* begin Records shown *

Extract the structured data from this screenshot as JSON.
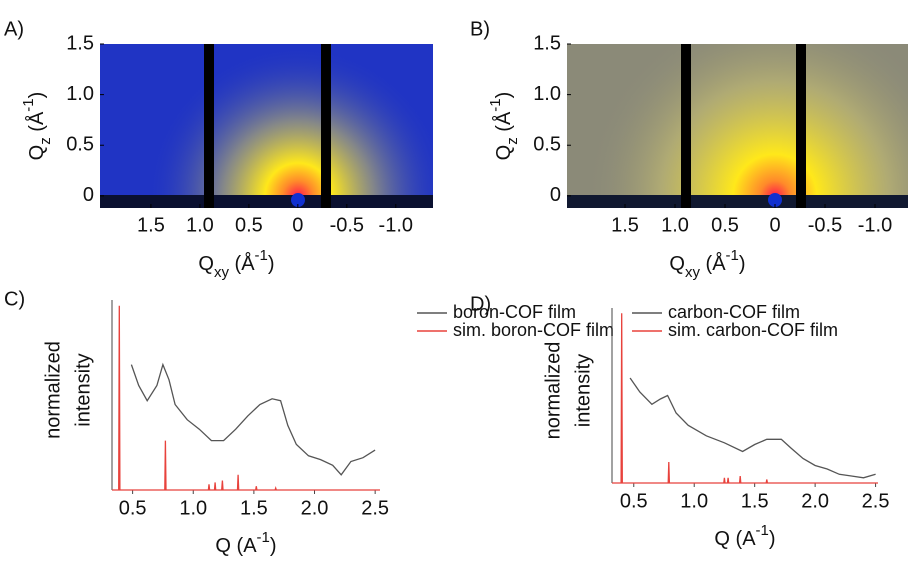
{
  "chart_data": [
    {
      "type": "image",
      "panel_label": "A)",
      "x_label": [
        "Q",
        "xy",
        " (Å",
        "-1",
        ")"
      ],
      "y_label": [
        "Q",
        "z",
        " (Å",
        "-1",
        ")"
      ],
      "xlim": [
        2.02,
        -1.38
      ],
      "ylim": [
        -0.12,
        1.5
      ],
      "xticks": [
        1.5,
        {
          "value": 1,
          "label": "1.0"
        },
        0.5,
        0,
        -0.5,
        {
          "value": -1,
          "label": "-1.0"
        }
      ],
      "yticks": [
        0,
        0.5,
        {
          "value": 1,
          "label": "1.0"
        },
        1.5
      ]
    },
    {
      "type": "image",
      "panel_label": "B)",
      "x_label": [
        "Q",
        "xy",
        " (Å",
        "-1",
        ")"
      ],
      "y_label": [
        "Q",
        "z",
        " (Å",
        "-1",
        ")"
      ],
      "xlim": [
        2.08,
        -1.33
      ],
      "ylim": [
        -0.12,
        1.5
      ],
      "xticks": [
        1.5,
        {
          "value": 1,
          "label": "1.0"
        },
        0.5,
        0,
        -0.5,
        {
          "value": -1,
          "label": "-1.0"
        }
      ],
      "yticks": [
        0,
        0.5,
        {
          "value": 1,
          "label": "1.0"
        },
        1.5
      ]
    },
    {
      "type": "line",
      "panel_label": "C)",
      "x_label": [
        "Q (A",
        "-1",
        ")"
      ],
      "y_label": [
        "normalized",
        "intensity"
      ],
      "xlim": [
        0.33,
        2.54
      ],
      "ylim": [
        0,
        1
      ],
      "xticks": [
        0.5,
        {
          "value": 1,
          "label": "1.0"
        },
        1.5,
        {
          "value": 2,
          "label": "2.0"
        },
        2.5
      ],
      "series": [
        {
          "name": "boron-COF film",
          "color": "#555555",
          "x": [
            0.49,
            0.55,
            0.62,
            0.7,
            0.75,
            0.8,
            0.85,
            0.95,
            1.05,
            1.15,
            1.25,
            1.35,
            1.45,
            1.55,
            1.65,
            1.72,
            1.78,
            1.85,
            1.95,
            2.05,
            2.15,
            2.22,
            2.3,
            2.4,
            2.5
          ],
          "values": [
            0.66,
            0.55,
            0.47,
            0.55,
            0.66,
            0.58,
            0.45,
            0.37,
            0.32,
            0.26,
            0.26,
            0.32,
            0.39,
            0.45,
            0.48,
            0.47,
            0.34,
            0.24,
            0.18,
            0.16,
            0.13,
            0.08,
            0.15,
            0.17,
            0.21
          ]
        },
        {
          "name": "sim. boron-COF film",
          "color": "#e8423c",
          "x": [
            0.33,
            0.385,
            0.39,
            0.395,
            0.765,
            0.77,
            0.775,
            1.125,
            1.13,
            1.135,
            1.175,
            1.18,
            1.185,
            1.235,
            1.24,
            1.245,
            1.365,
            1.37,
            1.375,
            1.515,
            1.52,
            1.525,
            1.675,
            1.68,
            1.685,
            2.54
          ],
          "values": [
            0,
            0,
            0.97,
            0,
            0,
            0.26,
            0,
            0,
            0.03,
            0,
            0,
            0.04,
            0,
            0,
            0.05,
            0,
            0,
            0.08,
            0,
            0,
            0.02,
            0,
            0,
            0.01,
            0,
            0
          ]
        }
      ]
    },
    {
      "type": "line",
      "panel_label": "D)",
      "x_label": [
        "Q (A",
        "-1",
        ")"
      ],
      "y_label": [
        "normalized",
        "intensity"
      ],
      "xlim": [
        0.32,
        2.52
      ],
      "ylim": [
        0,
        1
      ],
      "xticks": [
        0.5,
        {
          "value": 1,
          "label": "1.0"
        },
        1.5,
        {
          "value": 2,
          "label": "2.0"
        },
        2.5
      ],
      "series": [
        {
          "name": "carbon-COF film",
          "color": "#555555",
          "x": [
            0.47,
            0.55,
            0.65,
            0.72,
            0.78,
            0.85,
            0.95,
            1.1,
            1.25,
            1.4,
            1.5,
            1.6,
            1.72,
            1.8,
            1.9,
            2.0,
            2.1,
            2.2,
            2.3,
            2.4,
            2.5
          ],
          "values": [
            0.6,
            0.52,
            0.45,
            0.48,
            0.5,
            0.4,
            0.33,
            0.27,
            0.23,
            0.18,
            0.22,
            0.25,
            0.25,
            0.2,
            0.14,
            0.1,
            0.08,
            0.05,
            0.04,
            0.03,
            0.05
          ]
        },
        {
          "name": "sim. carbon-COF film",
          "color": "#e8423c",
          "x": [
            0.32,
            0.395,
            0.4,
            0.405,
            0.785,
            0.79,
            0.795,
            1.245,
            1.25,
            1.255,
            1.275,
            1.28,
            1.285,
            1.375,
            1.38,
            1.385,
            1.595,
            1.6,
            1.605,
            2.52
          ],
          "values": [
            0,
            0,
            0.97,
            0,
            0,
            0.12,
            0,
            0,
            0.03,
            0,
            0,
            0.03,
            0,
            0,
            0.04,
            0,
            0,
            0.02,
            0,
            0
          ]
        }
      ]
    }
  ]
}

* end Records shown *

What needs to be done:
Quote the data above in full, leaving out the pictures it holds.

Written response:
Extract the structured data from this screenshot as JSON.
{
  "chart_data": [
    {
      "type": "image",
      "panel_label": "A)",
      "x_label": [
        "Q",
        "xy",
        " (Å",
        "-1",
        ")"
      ],
      "y_label": [
        "Q",
        "z",
        " (Å",
        "-1",
        ")"
      ],
      "xlim": [
        2.02,
        -1.38
      ],
      "ylim": [
        -0.12,
        1.5
      ],
      "xticks": [
        1.5,
        {
          "value": 1,
          "label": "1.0"
        },
        0.5,
        0,
        -0.5,
        {
          "value": -1,
          "label": "-1.0"
        }
      ],
      "yticks": [
        0,
        0.5,
        {
          "value": 1,
          "label": "1.0"
        },
        1.5
      ]
    },
    {
      "type": "image",
      "panel_label": "B)",
      "x_label": [
        "Q",
        "xy",
        " (Å",
        "-1",
        ")"
      ],
      "y_label": [
        "Q",
        "z",
        " (Å",
        "-1",
        ")"
      ],
      "xlim": [
        2.08,
        -1.33
      ],
      "ylim": [
        -0.12,
        1.5
      ],
      "xticks": [
        1.5,
        {
          "value": 1,
          "label": "1.0"
        },
        0.5,
        0,
        -0.5,
        {
          "value": -1,
          "label": "-1.0"
        }
      ],
      "yticks": [
        0,
        0.5,
        {
          "value": 1,
          "label": "1.0"
        },
        1.5
      ]
    },
    {
      "type": "line",
      "panel_label": "C)",
      "x_label": [
        "Q (A",
        "-1",
        ")"
      ],
      "y_label": [
        "normalized",
        "intensity"
      ],
      "xlim": [
        0.33,
        2.54
      ],
      "ylim": [
        0,
        1
      ],
      "xticks": [
        0.5,
        {
          "value": 1,
          "label": "1.0"
        },
        1.5,
        {
          "value": 2,
          "label": "2.0"
        },
        2.5
      ],
      "series": [
        {
          "name": "boron-COF film",
          "color": "#555555",
          "x": [
            0.49,
            0.55,
            0.62,
            0.7,
            0.75,
            0.8,
            0.85,
            0.95,
            1.05,
            1.15,
            1.25,
            1.35,
            1.45,
            1.55,
            1.65,
            1.72,
            1.78,
            1.85,
            1.95,
            2.05,
            2.15,
            2.22,
            2.3,
            2.4,
            2.5
          ],
          "values": [
            0.66,
            0.55,
            0.47,
            0.55,
            0.66,
            0.58,
            0.45,
            0.37,
            0.32,
            0.26,
            0.26,
            0.32,
            0.39,
            0.45,
            0.48,
            0.47,
            0.34,
            0.24,
            0.18,
            0.16,
            0.13,
            0.08,
            0.15,
            0.17,
            0.21
          ]
        },
        {
          "name": "sim. boron-COF film",
          "color": "#e8423c",
          "x": [
            0.33,
            0.385,
            0.39,
            0.395,
            0.765,
            0.77,
            0.775,
            1.125,
            1.13,
            1.135,
            1.175,
            1.18,
            1.185,
            1.235,
            1.24,
            1.245,
            1.365,
            1.37,
            1.375,
            1.515,
            1.52,
            1.525,
            1.675,
            1.68,
            1.685,
            2.54
          ],
          "values": [
            0,
            0,
            0.97,
            0,
            0,
            0.26,
            0,
            0,
            0.03,
            0,
            0,
            0.04,
            0,
            0,
            0.05,
            0,
            0,
            0.08,
            0,
            0,
            0.02,
            0,
            0,
            0.01,
            0,
            0
          ]
        }
      ]
    },
    {
      "type": "line",
      "panel_label": "D)",
      "x_label": [
        "Q (A",
        "-1",
        ")"
      ],
      "y_label": [
        "normalized",
        "intensity"
      ],
      "xlim": [
        0.32,
        2.52
      ],
      "ylim": [
        0,
        1
      ],
      "xticks": [
        0.5,
        {
          "value": 1,
          "label": "1.0"
        },
        1.5,
        {
          "value": 2,
          "label": "2.0"
        },
        2.5
      ],
      "series": [
        {
          "name": "carbon-COF film",
          "color": "#555555",
          "x": [
            0.47,
            0.55,
            0.65,
            0.72,
            0.78,
            0.85,
            0.95,
            1.1,
            1.25,
            1.4,
            1.5,
            1.6,
            1.72,
            1.8,
            1.9,
            2.0,
            2.1,
            2.2,
            2.3,
            2.4,
            2.5
          ],
          "values": [
            0.6,
            0.52,
            0.45,
            0.48,
            0.5,
            0.4,
            0.33,
            0.27,
            0.23,
            0.18,
            0.22,
            0.25,
            0.25,
            0.2,
            0.14,
            0.1,
            0.08,
            0.05,
            0.04,
            0.03,
            0.05
          ]
        },
        {
          "name": "sim. carbon-COF film",
          "color": "#e8423c",
          "x": [
            0.32,
            0.395,
            0.4,
            0.405,
            0.785,
            0.79,
            0.795,
            1.245,
            1.25,
            1.255,
            1.275,
            1.28,
            1.285,
            1.375,
            1.38,
            1.385,
            1.595,
            1.6,
            1.605,
            2.52
          ],
          "values": [
            0,
            0,
            0.97,
            0,
            0,
            0.12,
            0,
            0,
            0.03,
            0,
            0,
            0.03,
            0,
            0,
            0.04,
            0,
            0,
            0.02,
            0,
            0
          ]
        }
      ]
    }
  ]
}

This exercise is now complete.